Work instructions
Find how many lines contain the word "Inventory" and state that number alone.

Collection entries
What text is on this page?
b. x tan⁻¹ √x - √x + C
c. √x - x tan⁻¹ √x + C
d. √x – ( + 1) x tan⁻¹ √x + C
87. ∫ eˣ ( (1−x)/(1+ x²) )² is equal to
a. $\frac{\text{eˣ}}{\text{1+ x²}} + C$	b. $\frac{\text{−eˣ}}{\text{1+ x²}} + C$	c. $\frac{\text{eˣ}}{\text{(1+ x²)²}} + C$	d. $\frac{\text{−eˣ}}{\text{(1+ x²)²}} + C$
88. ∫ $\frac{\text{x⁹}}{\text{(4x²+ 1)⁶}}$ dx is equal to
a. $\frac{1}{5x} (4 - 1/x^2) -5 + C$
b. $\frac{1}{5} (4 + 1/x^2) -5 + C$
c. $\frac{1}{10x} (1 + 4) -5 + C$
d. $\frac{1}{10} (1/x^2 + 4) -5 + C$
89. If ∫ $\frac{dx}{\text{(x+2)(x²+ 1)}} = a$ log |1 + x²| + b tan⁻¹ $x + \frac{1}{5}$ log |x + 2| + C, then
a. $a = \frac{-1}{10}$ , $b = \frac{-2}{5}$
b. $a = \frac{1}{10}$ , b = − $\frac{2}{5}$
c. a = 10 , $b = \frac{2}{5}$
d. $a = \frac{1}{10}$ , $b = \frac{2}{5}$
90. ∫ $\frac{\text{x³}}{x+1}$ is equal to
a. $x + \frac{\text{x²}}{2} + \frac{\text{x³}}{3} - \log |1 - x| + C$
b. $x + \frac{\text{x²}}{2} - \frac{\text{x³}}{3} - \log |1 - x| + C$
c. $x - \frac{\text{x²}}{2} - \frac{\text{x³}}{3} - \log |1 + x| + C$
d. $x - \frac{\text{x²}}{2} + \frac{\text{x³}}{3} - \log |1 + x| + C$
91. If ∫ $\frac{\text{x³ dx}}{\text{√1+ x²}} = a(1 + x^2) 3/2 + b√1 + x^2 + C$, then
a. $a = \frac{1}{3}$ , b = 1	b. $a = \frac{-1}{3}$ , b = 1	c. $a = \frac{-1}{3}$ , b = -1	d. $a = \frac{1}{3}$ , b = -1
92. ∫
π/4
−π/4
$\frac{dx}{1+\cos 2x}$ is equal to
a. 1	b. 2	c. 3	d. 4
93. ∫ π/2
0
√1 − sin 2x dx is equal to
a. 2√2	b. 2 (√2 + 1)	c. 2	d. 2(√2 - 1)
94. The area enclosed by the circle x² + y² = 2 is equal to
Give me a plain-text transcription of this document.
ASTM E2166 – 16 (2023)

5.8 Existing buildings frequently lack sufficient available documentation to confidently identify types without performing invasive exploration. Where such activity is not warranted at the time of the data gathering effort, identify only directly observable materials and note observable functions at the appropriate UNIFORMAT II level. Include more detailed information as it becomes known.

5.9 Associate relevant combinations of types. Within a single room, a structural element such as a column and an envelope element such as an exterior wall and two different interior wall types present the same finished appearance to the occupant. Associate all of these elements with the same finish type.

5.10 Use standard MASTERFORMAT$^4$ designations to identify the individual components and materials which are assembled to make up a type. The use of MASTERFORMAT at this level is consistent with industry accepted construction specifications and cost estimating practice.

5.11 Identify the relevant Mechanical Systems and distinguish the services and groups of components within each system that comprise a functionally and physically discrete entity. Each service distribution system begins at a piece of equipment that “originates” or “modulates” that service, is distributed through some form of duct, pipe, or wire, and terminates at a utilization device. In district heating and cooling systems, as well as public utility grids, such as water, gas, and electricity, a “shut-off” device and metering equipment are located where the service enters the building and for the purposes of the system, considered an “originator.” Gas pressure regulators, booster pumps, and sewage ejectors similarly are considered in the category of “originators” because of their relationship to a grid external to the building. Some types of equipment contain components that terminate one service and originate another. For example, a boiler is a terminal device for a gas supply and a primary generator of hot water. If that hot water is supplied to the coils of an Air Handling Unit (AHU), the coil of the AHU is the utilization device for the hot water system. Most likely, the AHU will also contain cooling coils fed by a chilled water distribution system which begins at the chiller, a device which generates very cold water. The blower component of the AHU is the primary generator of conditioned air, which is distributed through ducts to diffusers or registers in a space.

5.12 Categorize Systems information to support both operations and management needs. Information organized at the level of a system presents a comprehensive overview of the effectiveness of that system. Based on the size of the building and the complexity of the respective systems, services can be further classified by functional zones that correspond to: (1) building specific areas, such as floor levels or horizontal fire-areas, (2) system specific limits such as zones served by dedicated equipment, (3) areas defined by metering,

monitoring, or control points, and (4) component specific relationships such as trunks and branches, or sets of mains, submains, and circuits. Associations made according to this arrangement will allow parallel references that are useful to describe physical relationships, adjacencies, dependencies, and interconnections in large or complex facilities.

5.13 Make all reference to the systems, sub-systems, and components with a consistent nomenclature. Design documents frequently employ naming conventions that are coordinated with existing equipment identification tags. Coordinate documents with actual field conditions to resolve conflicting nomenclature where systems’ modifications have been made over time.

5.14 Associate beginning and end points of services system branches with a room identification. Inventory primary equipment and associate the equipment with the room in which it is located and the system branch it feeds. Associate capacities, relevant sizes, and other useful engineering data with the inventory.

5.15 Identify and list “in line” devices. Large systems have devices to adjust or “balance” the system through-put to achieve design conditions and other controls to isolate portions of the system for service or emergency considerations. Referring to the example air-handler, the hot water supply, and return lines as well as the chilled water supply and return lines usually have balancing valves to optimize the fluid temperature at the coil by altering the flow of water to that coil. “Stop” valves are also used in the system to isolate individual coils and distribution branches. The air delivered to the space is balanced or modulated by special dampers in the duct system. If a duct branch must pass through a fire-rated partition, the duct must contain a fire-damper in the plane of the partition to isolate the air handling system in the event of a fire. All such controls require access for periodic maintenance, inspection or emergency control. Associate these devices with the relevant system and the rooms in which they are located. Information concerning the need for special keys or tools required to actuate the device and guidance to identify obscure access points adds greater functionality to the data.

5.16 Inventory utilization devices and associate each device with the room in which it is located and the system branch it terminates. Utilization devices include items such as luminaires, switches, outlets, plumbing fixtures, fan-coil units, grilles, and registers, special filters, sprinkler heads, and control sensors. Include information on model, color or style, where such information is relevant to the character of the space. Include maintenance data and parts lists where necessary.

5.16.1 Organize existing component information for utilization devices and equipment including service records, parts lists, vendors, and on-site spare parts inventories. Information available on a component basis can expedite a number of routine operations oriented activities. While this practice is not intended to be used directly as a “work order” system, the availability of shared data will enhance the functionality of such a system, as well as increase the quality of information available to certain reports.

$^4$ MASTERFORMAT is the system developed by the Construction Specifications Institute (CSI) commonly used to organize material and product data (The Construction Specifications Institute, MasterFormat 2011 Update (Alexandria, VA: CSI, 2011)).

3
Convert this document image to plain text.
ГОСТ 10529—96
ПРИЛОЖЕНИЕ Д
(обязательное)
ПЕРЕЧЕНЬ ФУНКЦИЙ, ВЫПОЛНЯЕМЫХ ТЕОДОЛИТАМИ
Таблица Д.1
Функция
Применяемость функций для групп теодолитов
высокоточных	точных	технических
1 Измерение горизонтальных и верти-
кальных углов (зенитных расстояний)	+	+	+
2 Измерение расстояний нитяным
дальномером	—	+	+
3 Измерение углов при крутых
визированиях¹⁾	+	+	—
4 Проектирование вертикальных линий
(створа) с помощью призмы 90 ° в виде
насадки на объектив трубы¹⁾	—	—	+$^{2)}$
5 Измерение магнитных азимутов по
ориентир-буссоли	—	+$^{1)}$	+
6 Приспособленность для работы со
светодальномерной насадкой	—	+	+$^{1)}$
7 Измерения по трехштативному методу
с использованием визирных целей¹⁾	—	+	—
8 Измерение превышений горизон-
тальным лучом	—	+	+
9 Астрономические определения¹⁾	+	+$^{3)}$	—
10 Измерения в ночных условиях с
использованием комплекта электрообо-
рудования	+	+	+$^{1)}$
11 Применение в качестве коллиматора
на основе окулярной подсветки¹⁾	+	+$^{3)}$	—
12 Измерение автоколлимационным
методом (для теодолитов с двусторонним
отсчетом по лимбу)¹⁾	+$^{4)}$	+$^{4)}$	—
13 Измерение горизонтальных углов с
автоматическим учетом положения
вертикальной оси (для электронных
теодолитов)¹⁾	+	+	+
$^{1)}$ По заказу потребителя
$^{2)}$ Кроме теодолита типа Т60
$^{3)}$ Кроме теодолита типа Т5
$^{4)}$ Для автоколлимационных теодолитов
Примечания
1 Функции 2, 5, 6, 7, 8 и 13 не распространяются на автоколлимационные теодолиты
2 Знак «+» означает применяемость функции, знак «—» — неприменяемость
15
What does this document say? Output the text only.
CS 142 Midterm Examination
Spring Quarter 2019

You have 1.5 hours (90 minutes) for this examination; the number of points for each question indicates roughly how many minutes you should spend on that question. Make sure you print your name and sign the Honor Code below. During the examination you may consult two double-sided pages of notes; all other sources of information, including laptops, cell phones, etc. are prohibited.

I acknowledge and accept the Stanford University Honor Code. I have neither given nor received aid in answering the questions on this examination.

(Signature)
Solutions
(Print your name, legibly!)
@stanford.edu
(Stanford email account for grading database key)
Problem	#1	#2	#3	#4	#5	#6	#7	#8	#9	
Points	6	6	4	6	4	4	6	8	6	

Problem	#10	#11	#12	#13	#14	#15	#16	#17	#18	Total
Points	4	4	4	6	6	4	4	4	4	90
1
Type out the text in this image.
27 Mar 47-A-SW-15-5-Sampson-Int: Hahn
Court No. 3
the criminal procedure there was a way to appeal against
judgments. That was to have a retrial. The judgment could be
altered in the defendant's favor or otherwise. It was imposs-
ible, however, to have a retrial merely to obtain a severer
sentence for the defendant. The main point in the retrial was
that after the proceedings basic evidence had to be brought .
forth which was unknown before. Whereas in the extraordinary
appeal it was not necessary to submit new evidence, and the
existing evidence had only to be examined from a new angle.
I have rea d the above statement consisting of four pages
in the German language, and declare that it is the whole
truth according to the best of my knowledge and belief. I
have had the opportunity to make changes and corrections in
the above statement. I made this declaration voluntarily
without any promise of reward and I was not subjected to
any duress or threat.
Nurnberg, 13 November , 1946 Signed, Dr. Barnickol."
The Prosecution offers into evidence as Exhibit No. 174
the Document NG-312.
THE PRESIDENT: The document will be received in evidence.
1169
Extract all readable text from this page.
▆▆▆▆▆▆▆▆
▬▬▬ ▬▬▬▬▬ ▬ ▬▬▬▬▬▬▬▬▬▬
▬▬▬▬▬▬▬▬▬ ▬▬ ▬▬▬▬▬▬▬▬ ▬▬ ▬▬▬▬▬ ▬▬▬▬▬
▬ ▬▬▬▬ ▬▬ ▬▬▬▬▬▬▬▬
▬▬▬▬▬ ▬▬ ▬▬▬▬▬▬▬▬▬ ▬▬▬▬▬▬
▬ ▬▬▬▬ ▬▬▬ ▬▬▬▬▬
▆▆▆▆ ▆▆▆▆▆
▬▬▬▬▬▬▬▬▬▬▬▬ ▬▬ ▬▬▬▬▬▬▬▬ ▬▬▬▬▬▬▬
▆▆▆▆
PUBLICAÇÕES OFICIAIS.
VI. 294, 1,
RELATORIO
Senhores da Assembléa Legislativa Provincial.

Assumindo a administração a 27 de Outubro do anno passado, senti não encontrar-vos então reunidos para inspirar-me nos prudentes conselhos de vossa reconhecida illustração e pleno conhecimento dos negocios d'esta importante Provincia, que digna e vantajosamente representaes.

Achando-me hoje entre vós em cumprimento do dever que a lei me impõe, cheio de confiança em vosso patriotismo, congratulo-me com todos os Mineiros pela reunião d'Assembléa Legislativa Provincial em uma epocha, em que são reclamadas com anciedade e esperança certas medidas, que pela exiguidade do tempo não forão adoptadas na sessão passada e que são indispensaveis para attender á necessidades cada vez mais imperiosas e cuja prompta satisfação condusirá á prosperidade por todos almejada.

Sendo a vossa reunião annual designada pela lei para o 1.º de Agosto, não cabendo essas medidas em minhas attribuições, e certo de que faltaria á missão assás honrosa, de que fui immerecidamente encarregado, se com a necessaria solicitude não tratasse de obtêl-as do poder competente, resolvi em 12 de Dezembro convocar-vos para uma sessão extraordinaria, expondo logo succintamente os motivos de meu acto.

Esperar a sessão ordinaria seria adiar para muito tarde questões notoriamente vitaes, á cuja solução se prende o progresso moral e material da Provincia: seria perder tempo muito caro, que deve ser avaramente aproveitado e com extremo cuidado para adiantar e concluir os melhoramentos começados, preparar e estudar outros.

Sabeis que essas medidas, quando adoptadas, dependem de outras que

Problem solution
2